Required task
Write out the listing again, replacing each "point-label" with "name-label" and leaving everything else as it is.
** BEGIN Material provided **
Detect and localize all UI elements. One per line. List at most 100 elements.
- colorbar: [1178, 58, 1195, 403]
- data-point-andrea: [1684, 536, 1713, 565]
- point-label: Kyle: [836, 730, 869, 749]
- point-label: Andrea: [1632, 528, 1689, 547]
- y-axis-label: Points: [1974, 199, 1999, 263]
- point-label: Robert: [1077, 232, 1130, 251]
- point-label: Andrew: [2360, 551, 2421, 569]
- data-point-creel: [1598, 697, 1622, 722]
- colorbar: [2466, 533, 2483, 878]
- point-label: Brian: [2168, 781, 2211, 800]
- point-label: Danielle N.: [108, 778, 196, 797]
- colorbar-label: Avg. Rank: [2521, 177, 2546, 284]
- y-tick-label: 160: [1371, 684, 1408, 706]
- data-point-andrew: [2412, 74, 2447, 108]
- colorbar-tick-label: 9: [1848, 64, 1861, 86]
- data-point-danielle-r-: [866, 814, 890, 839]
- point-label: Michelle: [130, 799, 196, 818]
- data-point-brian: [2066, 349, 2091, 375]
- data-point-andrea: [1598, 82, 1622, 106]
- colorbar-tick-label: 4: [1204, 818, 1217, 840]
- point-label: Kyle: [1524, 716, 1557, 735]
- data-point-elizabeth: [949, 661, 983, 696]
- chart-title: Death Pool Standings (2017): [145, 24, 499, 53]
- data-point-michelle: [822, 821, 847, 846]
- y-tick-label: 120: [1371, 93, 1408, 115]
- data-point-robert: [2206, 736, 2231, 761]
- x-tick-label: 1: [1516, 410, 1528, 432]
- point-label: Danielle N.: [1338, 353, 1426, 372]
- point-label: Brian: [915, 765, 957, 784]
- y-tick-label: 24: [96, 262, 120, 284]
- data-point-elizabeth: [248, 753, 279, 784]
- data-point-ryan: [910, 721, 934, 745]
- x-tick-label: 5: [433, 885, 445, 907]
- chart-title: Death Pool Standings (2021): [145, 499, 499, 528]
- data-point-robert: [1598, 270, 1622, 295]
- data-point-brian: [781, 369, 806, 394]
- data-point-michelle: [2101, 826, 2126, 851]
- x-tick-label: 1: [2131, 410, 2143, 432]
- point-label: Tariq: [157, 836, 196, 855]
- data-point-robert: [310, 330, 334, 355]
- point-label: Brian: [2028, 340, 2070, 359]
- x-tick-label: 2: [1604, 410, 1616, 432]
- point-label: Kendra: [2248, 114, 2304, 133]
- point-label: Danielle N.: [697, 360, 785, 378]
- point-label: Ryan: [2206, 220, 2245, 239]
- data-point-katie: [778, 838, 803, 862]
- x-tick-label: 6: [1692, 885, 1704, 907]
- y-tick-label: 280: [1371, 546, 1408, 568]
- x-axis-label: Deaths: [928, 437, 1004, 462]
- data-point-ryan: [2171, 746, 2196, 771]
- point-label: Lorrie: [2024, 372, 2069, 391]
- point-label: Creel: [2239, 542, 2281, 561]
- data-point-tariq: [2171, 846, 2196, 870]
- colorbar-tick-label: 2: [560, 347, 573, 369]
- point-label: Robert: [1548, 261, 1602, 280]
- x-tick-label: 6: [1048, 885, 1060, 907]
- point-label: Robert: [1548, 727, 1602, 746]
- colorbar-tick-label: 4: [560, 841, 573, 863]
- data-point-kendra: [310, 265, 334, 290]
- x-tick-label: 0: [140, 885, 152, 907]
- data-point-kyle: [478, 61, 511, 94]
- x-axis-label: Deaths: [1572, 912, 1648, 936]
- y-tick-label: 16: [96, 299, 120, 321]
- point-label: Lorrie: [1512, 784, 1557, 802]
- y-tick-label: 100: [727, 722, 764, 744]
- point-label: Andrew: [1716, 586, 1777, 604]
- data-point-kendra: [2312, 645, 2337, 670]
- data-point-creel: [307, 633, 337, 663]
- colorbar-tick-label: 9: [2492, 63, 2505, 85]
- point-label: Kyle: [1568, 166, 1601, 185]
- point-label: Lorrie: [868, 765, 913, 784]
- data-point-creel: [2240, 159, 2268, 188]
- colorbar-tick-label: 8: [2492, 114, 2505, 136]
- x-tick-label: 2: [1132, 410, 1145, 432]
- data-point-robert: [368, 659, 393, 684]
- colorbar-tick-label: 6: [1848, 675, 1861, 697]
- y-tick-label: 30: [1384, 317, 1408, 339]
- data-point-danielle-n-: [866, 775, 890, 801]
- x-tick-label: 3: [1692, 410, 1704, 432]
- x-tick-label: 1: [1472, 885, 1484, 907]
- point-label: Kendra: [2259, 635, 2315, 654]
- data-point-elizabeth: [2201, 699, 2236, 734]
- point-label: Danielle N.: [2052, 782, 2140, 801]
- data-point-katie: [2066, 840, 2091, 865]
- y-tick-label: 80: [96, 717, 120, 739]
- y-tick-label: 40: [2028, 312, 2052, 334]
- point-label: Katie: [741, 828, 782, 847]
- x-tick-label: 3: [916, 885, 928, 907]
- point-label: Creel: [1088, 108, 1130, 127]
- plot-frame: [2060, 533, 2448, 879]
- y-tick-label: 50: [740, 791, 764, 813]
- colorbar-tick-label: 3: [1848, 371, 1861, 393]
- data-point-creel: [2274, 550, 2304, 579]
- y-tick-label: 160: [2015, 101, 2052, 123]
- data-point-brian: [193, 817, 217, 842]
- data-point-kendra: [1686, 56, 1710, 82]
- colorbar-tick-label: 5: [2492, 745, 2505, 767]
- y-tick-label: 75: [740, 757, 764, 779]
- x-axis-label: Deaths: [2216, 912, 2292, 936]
** END Material provided **
Output
Detect and localize all UI elements. One per line. List at most 100 elements.
- colorbar: [1178, 58, 1195, 403]
- data-point-andrea: [1684, 536, 1713, 565]
- name-label: Kyle: [836, 730, 869, 749]
- name-label: Andrea: [1632, 528, 1689, 547]
- y-axis-label: Points: [1974, 199, 1999, 263]
- name-label: Robert: [1077, 232, 1130, 251]
- name-label: Andrew: [2360, 551, 2421, 569]
- data-point-creel: [1598, 697, 1622, 722]
- colorbar: [2466, 533, 2483, 878]
- name-label: Brian: [2168, 781, 2211, 800]
- name-label: Danielle N.: [108, 778, 196, 797]
- colorbar-label: Avg. Rank: [2521, 177, 2546, 284]
- y-tick-label: 160: [1371, 684, 1408, 706]
- data-point-andrew: [2412, 74, 2447, 108]
- colorbar-tick-label: 9: [1848, 64, 1861, 86]
- data-point-danielle-r-: [866, 814, 890, 839]
- name-label: Michelle: [130, 799, 196, 818]
- data-point-brian: [2066, 349, 2091, 375]
- data-point-andrea: [1598, 82, 1622, 106]
- colorbar-tick-label: 4: [1204, 818, 1217, 840]
- name-label: Kyle: [1524, 716, 1557, 735]
- data-point-elizabeth: [949, 661, 983, 696]
- chart-title: Death Pool Standings (2017): [145, 24, 499, 53]
- data-point-michelle: [822, 821, 847, 846]
- y-tick-label: 120: [1371, 93, 1408, 115]
- data-point-robert: [2206, 736, 2231, 761]
- x-tick-label: 1: [1516, 410, 1528, 432]
- name-label: Danielle N.: [1338, 353, 1426, 372]
- name-label: Brian: [915, 765, 957, 784]
- y-tick-label: 24: [96, 262, 120, 284]
- data-point-elizabeth: [248, 753, 279, 784]
- data-point-ryan: [910, 721, 934, 745]
- x-tick-label: 5: [433, 885, 445, 907]
- chart-title: Death Pool Standings (2021): [145, 499, 499, 528]
- data-point-robert: [1598, 270, 1622, 295]
- data-point-brian: [781, 369, 806, 394]
- data-point-michelle: [2101, 826, 2126, 851]
- x-tick-label: 1: [2131, 410, 2143, 432]
- name-label: Tariq: [157, 836, 196, 855]
- data-point-robert: [310, 330, 334, 355]
- name-label: Brian: [2028, 340, 2070, 359]
- x-tick-label: 2: [1604, 410, 1616, 432]
- name-label: Kendra: [2248, 114, 2304, 133]
- name-label: Danielle N.: [697, 360, 785, 378]
- name-label: Ryan: [2206, 220, 2245, 239]
- data-point-katie: [778, 838, 803, 862]
- x-tick-label: 6: [1692, 885, 1704, 907]
- y-tick-label: 280: [1371, 546, 1408, 568]
- x-axis-label: Deaths: [928, 437, 1004, 462]
- data-point-ryan: [2171, 746, 2196, 771]
- name-label: Lorrie: [2024, 372, 2069, 391]
- name-label: Creel: [2239, 542, 2281, 561]
- data-point-tariq: [2171, 846, 2196, 870]
- colorbar-tick-label: 2: [560, 347, 573, 369]
- name-label: Robert: [1548, 261, 1602, 280]
- x-tick-label: 6: [1048, 885, 1060, 907]
- name-label: Robert: [1548, 727, 1602, 746]
- colorbar-tick-label: 4: [560, 841, 573, 863]
- data-point-kendra: [310, 265, 334, 290]
- x-tick-label: 0: [140, 885, 152, 907]
- data-point-kyle: [478, 61, 511, 94]
- x-axis-label: Deaths: [1572, 912, 1648, 936]
- y-tick-label: 16: [96, 299, 120, 321]
- name-label: Lorrie: [1512, 784, 1557, 802]
- y-tick-label: 100: [727, 722, 764, 744]
- name-label: Andrew: [1716, 586, 1777, 604]
- data-point-kendra: [2312, 645, 2337, 670]
- data-point-creel: [307, 633, 337, 663]
- colorbar-tick-label: 9: [2492, 63, 2505, 85]
- name-label: Kyle: [1568, 166, 1601, 185]
- name-label: Lorrie: [868, 765, 913, 784]
- data-point-creel: [2240, 159, 2268, 188]
- colorbar-tick-label: 8: [2492, 114, 2505, 136]
- x-tick-label: 2: [1132, 410, 1145, 432]
- data-point-robert: [368, 659, 393, 684]
- colorbar-tick-label: 6: [1848, 675, 1861, 697]
- y-tick-label: 30: [1384, 317, 1408, 339]
- data-point-danielle-n-: [866, 775, 890, 801]
- x-tick-label: 3: [1692, 410, 1704, 432]
- x-tick-label: 1: [1472, 885, 1484, 907]
- name-label: Kendra: [2259, 635, 2315, 654]
- data-point-elizabeth: [2201, 699, 2236, 734]
- name-label: Danielle N.: [2052, 782, 2140, 801]
- data-point-katie: [2066, 840, 2091, 865]
- y-tick-label: 80: [96, 717, 120, 739]
- y-tick-label: 40: [2028, 312, 2052, 334]
- name-label: Katie: [741, 828, 782, 847]
- x-tick-label: 3: [916, 885, 928, 907]
- name-label: Creel: [1088, 108, 1130, 127]
- plot-frame: [2060, 533, 2448, 879]
- y-tick-label: 50: [740, 791, 764, 813]
- colorbar-tick-label: 3: [1848, 371, 1861, 393]
- data-point-creel: [2274, 550, 2304, 579]
- y-tick-label: 160: [2015, 101, 2052, 123]
- data-point-brian: [193, 817, 217, 842]
- data-point-kendra: [1686, 56, 1710, 82]
- colorbar-tick-label: 5: [2492, 745, 2505, 767]
- y-tick-label: 75: [740, 757, 764, 779]
- x-axis-label: Deaths: [2216, 912, 2292, 936]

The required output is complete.